- **Set exercise**:
Take from the listing each line that has the string "title".

Dataset excerpt
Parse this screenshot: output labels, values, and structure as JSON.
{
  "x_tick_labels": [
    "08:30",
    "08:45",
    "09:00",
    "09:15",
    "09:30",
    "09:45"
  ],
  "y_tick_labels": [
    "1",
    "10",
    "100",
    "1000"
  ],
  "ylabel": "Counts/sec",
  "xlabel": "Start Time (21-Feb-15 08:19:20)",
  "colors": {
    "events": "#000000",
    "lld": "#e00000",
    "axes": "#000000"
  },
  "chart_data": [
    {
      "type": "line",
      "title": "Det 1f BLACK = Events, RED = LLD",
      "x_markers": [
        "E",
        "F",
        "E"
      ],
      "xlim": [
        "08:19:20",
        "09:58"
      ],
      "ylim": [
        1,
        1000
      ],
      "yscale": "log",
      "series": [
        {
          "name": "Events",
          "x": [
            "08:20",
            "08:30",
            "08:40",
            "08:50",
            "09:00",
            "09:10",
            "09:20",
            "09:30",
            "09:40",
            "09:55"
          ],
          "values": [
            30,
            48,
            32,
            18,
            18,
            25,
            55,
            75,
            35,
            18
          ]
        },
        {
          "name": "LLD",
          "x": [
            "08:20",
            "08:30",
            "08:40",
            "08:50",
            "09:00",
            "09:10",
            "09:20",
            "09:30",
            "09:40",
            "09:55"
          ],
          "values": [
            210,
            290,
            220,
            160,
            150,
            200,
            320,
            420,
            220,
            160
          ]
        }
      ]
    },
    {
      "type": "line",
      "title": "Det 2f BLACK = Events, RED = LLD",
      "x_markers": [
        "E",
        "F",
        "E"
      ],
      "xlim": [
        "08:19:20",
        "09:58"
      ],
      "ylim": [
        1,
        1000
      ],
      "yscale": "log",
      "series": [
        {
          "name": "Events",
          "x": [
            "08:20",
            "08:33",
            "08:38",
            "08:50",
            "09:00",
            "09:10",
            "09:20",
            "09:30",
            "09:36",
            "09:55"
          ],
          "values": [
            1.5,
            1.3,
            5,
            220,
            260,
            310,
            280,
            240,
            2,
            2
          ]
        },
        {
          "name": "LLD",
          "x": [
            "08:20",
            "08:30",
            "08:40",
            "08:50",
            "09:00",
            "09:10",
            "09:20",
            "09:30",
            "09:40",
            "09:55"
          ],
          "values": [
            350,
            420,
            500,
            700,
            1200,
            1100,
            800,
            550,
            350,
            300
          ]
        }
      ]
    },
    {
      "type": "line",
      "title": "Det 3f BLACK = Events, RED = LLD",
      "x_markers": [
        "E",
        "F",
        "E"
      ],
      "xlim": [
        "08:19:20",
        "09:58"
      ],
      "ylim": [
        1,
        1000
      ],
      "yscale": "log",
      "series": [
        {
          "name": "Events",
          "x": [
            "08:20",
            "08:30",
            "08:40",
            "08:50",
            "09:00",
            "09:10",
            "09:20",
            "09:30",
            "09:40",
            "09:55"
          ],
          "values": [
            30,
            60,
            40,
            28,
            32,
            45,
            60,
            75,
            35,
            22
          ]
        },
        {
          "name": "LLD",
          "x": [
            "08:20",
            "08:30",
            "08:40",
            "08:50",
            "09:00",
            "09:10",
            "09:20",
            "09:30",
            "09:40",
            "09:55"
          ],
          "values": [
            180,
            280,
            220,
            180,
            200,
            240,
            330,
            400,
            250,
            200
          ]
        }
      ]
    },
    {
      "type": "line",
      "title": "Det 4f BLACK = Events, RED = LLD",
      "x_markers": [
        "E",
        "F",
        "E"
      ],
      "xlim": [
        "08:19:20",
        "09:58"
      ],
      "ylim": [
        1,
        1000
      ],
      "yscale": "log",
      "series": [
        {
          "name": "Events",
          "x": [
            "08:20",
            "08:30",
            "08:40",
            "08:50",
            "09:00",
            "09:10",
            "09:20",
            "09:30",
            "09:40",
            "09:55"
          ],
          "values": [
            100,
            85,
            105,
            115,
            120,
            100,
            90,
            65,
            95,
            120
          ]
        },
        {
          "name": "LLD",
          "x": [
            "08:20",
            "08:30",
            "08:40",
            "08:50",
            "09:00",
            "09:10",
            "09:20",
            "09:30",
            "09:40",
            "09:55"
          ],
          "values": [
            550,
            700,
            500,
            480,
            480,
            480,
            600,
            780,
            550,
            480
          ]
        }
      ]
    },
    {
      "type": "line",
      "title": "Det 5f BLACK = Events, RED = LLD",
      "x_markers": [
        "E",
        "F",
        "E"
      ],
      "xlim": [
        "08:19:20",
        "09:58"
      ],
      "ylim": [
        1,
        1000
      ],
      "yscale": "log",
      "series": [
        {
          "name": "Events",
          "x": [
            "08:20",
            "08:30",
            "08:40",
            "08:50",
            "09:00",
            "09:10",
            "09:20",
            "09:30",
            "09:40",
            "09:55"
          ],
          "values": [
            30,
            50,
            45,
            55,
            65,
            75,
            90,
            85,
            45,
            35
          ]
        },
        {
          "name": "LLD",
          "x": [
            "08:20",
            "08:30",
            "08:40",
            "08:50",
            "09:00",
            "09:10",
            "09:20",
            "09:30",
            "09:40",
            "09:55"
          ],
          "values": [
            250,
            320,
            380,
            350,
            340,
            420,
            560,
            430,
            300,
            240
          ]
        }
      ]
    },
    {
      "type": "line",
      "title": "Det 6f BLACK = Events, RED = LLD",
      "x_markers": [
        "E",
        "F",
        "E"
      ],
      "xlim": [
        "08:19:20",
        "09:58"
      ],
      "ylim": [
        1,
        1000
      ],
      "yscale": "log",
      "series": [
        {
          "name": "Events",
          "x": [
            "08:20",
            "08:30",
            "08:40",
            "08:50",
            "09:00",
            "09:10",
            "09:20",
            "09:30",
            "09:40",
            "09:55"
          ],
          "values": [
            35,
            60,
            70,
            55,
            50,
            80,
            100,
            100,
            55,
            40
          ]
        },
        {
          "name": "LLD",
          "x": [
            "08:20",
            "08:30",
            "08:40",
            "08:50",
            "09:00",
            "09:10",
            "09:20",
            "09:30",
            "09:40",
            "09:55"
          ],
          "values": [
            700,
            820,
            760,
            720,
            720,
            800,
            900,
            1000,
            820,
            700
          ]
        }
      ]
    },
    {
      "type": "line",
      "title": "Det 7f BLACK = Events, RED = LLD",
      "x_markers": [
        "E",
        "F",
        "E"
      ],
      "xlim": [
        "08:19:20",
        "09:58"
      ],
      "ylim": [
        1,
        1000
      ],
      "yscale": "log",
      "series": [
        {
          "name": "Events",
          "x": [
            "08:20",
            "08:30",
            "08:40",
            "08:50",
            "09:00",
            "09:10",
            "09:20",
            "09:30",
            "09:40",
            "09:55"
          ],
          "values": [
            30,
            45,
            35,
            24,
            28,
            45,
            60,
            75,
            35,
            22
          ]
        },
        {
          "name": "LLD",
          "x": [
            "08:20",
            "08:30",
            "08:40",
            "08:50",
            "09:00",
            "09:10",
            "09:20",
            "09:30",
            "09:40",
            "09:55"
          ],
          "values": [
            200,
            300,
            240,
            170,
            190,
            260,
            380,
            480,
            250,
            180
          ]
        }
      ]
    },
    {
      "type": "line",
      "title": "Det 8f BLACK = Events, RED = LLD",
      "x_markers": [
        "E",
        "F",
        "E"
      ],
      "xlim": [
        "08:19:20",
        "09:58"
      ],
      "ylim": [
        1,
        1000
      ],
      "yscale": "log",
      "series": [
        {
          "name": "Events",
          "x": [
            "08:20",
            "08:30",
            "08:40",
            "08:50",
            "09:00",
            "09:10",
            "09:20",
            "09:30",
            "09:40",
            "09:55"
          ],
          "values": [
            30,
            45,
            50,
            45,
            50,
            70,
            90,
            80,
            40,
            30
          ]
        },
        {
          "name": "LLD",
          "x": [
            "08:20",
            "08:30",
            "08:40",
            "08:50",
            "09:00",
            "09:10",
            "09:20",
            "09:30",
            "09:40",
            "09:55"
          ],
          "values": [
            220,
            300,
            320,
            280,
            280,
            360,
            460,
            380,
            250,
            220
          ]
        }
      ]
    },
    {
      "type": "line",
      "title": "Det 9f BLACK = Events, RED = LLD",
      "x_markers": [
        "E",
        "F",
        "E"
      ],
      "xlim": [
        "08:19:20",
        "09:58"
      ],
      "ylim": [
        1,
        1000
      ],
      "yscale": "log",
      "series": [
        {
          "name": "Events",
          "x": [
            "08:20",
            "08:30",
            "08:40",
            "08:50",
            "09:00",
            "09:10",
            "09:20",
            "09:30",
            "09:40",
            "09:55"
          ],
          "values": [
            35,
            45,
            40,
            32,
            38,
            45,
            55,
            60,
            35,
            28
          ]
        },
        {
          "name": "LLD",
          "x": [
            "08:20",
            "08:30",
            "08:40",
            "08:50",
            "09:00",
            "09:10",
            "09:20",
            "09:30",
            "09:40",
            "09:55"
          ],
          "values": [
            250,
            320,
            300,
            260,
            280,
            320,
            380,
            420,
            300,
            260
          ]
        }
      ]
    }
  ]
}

- **Solution**:
      "title": "Det 1f BLACK = Events, RED = LLD",
      "title": "Det 2f BLACK = Events, RED = LLD",
      "title": "Det 3f BLACK = Events, RED = LLD",
      "title": "Det 4f BLACK = Events, RED = LLD",
      "title": "Det 5f BLACK = Events, RED = LLD",
      "title": "Det 6f BLACK = Events, RED = LLD",
      "title": "Det 7f BLACK = Events, RED = LLD",
      "title": "Det 8f BLACK = Events, RED = LLD",
      "title": "Det 9f BLACK = Events, RED = LLD",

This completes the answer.